• [Task objective] Set down each line of the material that follows, exactly, with no pictures.

(Dataset records on visual material)
■ ■ ■ ■ ■

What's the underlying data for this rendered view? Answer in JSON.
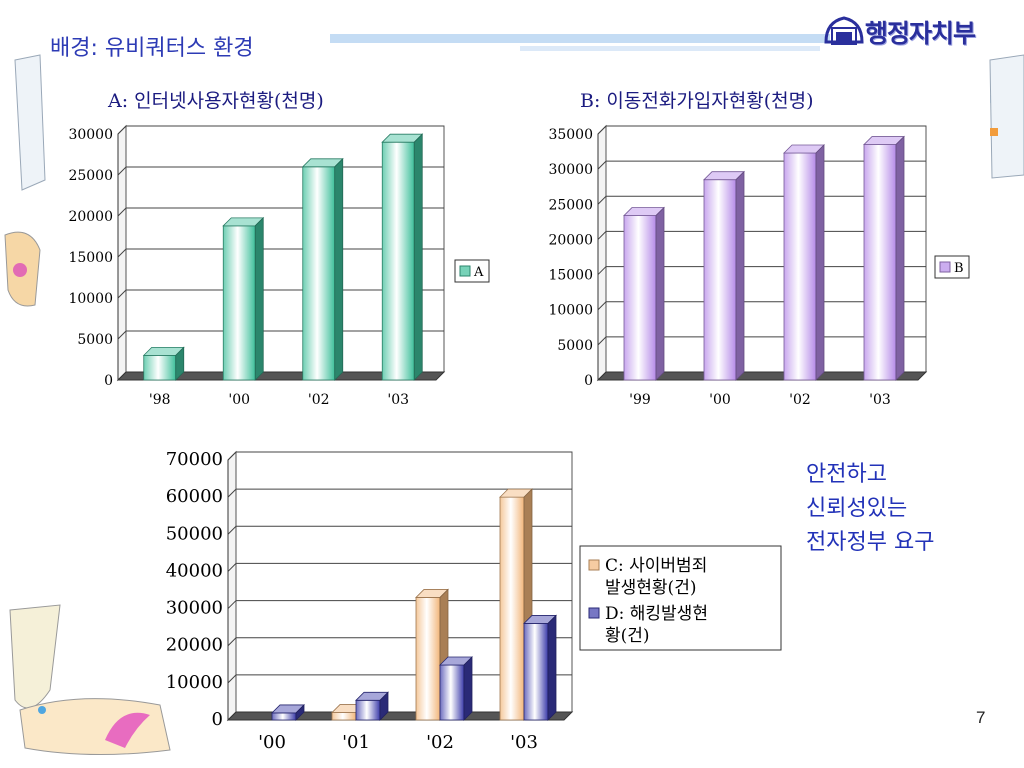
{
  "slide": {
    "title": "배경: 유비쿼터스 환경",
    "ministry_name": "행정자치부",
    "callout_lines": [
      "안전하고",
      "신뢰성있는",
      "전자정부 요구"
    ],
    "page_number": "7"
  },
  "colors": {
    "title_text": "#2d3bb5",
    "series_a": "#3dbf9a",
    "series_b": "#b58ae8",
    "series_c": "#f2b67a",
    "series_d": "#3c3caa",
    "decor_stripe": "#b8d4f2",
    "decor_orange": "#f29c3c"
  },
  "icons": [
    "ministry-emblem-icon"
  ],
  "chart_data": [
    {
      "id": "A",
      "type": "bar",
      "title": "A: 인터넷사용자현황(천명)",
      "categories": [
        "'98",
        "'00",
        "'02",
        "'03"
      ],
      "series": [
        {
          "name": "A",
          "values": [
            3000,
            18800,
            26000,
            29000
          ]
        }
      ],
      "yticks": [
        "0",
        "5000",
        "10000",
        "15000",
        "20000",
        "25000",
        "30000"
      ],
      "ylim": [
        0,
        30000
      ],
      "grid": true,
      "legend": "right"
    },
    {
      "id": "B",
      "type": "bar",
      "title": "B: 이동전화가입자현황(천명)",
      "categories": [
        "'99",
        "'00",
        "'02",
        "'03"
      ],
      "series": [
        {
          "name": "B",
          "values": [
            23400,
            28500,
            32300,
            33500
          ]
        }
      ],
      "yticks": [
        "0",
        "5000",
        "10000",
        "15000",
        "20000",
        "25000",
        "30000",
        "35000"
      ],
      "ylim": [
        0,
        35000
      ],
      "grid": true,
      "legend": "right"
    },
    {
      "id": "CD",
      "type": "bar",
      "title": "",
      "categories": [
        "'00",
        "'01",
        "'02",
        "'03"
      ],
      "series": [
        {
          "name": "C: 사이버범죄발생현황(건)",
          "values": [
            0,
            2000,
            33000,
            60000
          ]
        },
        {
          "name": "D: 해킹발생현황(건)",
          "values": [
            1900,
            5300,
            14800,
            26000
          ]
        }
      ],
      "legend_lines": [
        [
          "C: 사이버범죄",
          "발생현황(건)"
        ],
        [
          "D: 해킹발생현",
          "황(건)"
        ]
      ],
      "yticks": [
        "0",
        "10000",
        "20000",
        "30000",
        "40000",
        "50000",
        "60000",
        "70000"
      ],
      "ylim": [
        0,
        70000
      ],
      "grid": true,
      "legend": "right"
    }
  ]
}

■ ■ ■ ■ ■

• [Result of the exercise]
What's the underlying data for this rendered view? Answer in JSON.
{
  "slide": {
    "title": "배경: 유비쿼터스 환경",
    "ministry_name": "행정자치부",
    "callout_lines": [
      "안전하고",
      "신뢰성있는",
      "전자정부 요구"
    ],
    "page_number": "7"
  },
  "colors": {
    "title_text": "#2d3bb5",
    "series_a": "#3dbf9a",
    "series_b": "#b58ae8",
    "series_c": "#f2b67a",
    "series_d": "#3c3caa",
    "decor_stripe": "#b8d4f2",
    "decor_orange": "#f29c3c"
  },
  "icons": [
    "ministry-emblem-icon"
  ],
  "chart_data": [
    {
      "id": "A",
      "type": "bar",
      "title": "A: 인터넷사용자현황(천명)",
      "categories": [
        "'98",
        "'00",
        "'02",
        "'03"
      ],
      "series": [
        {
          "name": "A",
          "values": [
            3000,
            18800,
            26000,
            29000
          ]
        }
      ],
      "yticks": [
        "0",
        "5000",
        "10000",
        "15000",
        "20000",
        "25000",
        "30000"
      ],
      "ylim": [
        0,
        30000
      ],
      "grid": true,
      "legend": "right"
    },
    {
      "id": "B",
      "type": "bar",
      "title": "B: 이동전화가입자현황(천명)",
      "categories": [
        "'99",
        "'00",
        "'02",
        "'03"
      ],
      "series": [
        {
          "name": "B",
          "values": [
            23400,
            28500,
            32300,
            33500
          ]
        }
      ],
      "yticks": [
        "0",
        "5000",
        "10000",
        "15000",
        "20000",
        "25000",
        "30000",
        "35000"
      ],
      "ylim": [
        0,
        35000
      ],
      "grid": true,
      "legend": "right"
    },
    {
      "id": "CD",
      "type": "bar",
      "title": "",
      "categories": [
        "'00",
        "'01",
        "'02",
        "'03"
      ],
      "series": [
        {
          "name": "C: 사이버범죄발생현황(건)",
          "values": [
            0,
            2000,
            33000,
            60000
          ]
        },
        {
          "name": "D: 해킹발생현황(건)",
          "values": [
            1900,
            5300,
            14800,
            26000
          ]
        }
      ],
      "legend_lines": [
        [
          "C: 사이버범죄",
          "발생현황(건)"
        ],
        [
          "D: 해킹발생현",
          "황(건)"
        ]
      ],
      "yticks": [
        "0",
        "10000",
        "20000",
        "30000",
        "40000",
        "50000",
        "60000",
        "70000"
      ],
      "ylim": [
        0,
        70000
      ],
      "grid": true,
      "legend": "right"
    }
  ]
}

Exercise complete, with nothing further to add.